━━ Records for this task

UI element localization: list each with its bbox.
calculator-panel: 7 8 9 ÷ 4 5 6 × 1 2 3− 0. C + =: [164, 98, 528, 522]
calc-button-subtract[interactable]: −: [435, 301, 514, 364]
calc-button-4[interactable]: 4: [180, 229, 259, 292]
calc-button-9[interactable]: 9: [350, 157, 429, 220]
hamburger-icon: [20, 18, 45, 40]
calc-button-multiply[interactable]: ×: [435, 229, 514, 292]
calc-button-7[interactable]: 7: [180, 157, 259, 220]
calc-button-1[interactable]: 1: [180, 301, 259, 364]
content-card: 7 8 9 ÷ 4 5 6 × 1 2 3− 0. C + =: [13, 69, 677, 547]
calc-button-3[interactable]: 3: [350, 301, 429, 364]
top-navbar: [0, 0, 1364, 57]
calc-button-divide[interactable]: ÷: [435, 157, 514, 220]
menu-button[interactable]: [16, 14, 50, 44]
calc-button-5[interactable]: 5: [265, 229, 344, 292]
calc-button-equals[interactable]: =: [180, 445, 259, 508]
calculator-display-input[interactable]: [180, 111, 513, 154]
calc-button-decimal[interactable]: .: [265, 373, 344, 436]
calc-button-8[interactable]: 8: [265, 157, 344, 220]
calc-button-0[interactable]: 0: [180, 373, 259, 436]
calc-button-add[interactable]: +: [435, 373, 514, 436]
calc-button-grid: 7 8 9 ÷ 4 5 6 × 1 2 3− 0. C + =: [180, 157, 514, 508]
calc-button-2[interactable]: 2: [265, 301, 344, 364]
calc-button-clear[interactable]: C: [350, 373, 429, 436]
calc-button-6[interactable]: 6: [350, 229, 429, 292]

━━━━

Rewrite all the items above, changing each "interactable" to "clickable" and leaving everything else as it is.

UI element localization: list each with its bbox.
calculator-panel: 7 8 9 ÷ 4 5 6 × 1 2 3− 0. C + =: [164, 98, 528, 522]
calc-button-subtract[clickable]: −: [435, 301, 514, 364]
calc-button-4[clickable]: 4: [180, 229, 259, 292]
calc-button-9[clickable]: 9: [350, 157, 429, 220]
hamburger-icon: [20, 18, 45, 40]
calc-button-multiply[clickable]: ×: [435, 229, 514, 292]
calc-button-7[clickable]: 7: [180, 157, 259, 220]
calc-button-1[clickable]: 1: [180, 301, 259, 364]
content-card: 7 8 9 ÷ 4 5 6 × 1 2 3− 0. C + =: [13, 69, 677, 547]
calc-button-3[clickable]: 3: [350, 301, 429, 364]
top-navbar: [0, 0, 1364, 57]
calc-button-divide[clickable]: ÷: [435, 157, 514, 220]
menu-button[clickable]: [16, 14, 50, 44]
calc-button-5[clickable]: 5: [265, 229, 344, 292]
calc-button-equals[clickable]: =: [180, 445, 259, 508]
calculator-display-input[clickable]: [180, 111, 513, 154]
calc-button-decimal[clickable]: .: [265, 373, 344, 436]
calc-button-8[clickable]: 8: [265, 157, 344, 220]
calc-button-0[clickable]: 0: [180, 373, 259, 436]
calc-button-add[clickable]: +: [435, 373, 514, 436]
calc-button-grid: 7 8 9 ÷ 4 5 6 × 1 2 3− 0. C + =: [180, 157, 514, 508]
calc-button-2[clickable]: 2: [265, 301, 344, 364]
calc-button-clear[clickable]: C: [350, 373, 429, 436]
calc-button-6[clickable]: 6: [350, 229, 429, 292]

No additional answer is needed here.